[Start of Attachment]
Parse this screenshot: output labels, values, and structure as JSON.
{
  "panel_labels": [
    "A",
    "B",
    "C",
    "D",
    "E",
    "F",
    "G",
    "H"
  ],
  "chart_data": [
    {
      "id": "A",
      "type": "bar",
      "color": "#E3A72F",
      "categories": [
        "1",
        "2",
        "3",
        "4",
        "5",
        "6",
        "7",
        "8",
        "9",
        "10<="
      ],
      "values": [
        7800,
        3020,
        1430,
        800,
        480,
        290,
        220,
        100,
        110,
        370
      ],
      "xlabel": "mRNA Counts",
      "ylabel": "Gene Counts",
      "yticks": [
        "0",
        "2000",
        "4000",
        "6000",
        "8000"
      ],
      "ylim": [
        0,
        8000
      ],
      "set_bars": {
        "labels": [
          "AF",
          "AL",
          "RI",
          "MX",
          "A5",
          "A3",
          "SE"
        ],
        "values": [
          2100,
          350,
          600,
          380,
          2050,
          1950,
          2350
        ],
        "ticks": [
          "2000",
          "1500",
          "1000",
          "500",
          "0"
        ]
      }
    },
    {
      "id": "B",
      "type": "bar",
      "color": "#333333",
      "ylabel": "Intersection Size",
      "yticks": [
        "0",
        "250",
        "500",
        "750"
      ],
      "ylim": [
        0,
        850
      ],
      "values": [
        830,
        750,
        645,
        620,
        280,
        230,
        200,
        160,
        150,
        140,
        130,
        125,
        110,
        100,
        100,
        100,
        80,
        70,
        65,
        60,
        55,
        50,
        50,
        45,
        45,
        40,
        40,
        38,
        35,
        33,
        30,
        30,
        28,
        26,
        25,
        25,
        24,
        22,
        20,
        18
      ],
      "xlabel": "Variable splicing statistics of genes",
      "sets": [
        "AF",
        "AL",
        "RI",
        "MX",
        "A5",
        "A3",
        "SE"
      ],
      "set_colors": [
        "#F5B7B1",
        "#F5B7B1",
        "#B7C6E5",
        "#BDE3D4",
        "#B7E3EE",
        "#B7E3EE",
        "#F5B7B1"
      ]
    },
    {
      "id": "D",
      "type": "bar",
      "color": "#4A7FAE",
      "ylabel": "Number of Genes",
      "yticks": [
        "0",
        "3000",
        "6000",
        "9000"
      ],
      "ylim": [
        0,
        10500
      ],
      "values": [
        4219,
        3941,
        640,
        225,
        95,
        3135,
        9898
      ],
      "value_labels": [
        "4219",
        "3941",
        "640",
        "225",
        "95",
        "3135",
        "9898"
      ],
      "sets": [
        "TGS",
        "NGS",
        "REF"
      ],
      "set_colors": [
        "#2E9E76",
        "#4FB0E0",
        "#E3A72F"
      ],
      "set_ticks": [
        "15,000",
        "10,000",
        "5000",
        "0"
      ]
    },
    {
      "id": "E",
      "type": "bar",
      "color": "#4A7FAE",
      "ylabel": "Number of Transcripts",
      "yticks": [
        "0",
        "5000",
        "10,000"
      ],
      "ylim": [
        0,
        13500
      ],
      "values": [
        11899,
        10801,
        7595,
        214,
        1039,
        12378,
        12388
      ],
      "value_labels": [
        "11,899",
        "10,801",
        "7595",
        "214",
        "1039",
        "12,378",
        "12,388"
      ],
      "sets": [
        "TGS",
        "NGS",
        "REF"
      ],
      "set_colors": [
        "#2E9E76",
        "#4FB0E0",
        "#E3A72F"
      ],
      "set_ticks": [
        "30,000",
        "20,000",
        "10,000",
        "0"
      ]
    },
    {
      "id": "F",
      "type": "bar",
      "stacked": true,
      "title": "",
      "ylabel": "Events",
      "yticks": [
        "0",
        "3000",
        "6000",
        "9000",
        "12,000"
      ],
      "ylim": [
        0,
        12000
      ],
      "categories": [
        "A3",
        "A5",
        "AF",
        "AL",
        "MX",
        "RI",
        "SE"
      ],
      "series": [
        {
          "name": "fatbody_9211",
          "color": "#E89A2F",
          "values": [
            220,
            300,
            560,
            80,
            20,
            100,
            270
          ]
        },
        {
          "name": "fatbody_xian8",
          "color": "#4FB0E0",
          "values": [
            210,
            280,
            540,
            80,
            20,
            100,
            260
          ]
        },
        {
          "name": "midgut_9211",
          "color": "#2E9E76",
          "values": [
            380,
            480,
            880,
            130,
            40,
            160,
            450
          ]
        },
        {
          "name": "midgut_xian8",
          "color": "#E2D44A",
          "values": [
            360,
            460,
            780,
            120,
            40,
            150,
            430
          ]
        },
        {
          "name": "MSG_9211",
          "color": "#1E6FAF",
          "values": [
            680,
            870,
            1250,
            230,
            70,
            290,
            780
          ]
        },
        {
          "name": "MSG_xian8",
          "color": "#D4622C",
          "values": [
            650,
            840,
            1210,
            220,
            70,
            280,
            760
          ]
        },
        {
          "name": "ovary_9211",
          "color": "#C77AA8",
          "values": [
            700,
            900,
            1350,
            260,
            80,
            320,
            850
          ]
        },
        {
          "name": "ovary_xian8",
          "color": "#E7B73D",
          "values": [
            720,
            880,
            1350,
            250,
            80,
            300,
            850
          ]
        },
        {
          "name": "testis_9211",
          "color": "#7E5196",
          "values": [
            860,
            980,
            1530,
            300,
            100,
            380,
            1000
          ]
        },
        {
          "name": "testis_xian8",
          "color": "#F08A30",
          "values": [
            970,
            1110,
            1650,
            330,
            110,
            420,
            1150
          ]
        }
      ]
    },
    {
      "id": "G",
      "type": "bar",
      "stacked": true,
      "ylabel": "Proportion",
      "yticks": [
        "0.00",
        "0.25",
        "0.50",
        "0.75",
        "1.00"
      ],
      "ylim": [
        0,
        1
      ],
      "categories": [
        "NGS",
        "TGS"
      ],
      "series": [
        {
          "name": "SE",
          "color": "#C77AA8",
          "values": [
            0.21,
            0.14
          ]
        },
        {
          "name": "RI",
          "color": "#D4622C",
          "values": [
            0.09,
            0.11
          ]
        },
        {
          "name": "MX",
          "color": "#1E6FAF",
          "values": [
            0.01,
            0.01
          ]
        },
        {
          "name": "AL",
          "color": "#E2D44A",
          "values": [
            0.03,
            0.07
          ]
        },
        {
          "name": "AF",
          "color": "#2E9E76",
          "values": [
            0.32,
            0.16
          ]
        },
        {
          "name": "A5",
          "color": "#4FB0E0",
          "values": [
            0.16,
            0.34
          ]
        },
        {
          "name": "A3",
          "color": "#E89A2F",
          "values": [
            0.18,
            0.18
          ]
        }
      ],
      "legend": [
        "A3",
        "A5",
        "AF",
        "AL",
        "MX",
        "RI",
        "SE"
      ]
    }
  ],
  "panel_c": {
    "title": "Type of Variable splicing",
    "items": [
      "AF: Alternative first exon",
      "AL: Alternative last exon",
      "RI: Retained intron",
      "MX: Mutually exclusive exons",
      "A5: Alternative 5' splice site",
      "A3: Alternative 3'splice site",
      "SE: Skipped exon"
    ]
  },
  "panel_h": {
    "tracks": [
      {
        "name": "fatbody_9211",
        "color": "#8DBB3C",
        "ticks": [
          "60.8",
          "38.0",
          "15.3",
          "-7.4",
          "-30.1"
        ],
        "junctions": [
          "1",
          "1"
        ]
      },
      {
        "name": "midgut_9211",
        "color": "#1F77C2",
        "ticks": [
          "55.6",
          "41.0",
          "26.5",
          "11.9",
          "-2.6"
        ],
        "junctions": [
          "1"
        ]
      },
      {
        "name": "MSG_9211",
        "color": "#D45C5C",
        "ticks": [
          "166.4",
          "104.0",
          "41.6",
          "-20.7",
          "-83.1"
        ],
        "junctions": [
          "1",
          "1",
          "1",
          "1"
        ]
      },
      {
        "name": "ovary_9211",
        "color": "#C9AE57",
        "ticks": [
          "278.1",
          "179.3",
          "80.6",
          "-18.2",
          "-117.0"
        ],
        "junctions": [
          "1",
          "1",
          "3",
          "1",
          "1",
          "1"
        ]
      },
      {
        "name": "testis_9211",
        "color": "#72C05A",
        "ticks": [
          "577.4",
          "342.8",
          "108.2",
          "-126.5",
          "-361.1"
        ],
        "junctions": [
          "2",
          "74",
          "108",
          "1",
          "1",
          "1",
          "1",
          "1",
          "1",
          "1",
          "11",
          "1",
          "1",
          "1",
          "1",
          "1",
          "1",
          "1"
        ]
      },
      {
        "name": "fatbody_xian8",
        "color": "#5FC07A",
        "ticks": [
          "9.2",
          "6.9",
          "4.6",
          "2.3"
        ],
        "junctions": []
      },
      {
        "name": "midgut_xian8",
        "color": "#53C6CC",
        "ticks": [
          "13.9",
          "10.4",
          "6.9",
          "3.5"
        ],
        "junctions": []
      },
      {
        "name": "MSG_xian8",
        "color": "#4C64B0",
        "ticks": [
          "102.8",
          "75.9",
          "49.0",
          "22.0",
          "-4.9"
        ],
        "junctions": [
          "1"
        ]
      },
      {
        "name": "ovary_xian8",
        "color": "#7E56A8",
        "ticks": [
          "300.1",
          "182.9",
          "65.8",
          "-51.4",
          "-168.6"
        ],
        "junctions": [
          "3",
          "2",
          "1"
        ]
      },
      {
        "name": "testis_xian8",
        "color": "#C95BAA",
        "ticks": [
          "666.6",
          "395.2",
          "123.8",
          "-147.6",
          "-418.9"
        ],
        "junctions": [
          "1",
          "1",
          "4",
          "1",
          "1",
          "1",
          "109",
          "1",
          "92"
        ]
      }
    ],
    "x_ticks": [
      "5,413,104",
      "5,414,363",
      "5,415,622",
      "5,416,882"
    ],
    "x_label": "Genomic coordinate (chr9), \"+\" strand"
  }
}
[End of Attachment]
Activity: In the records above, find every line with the word "splicing" and copy it.

Answer section:
      "xlabel": "Variable splicing statistics of genes",
    "title": "Type of Variable splicing",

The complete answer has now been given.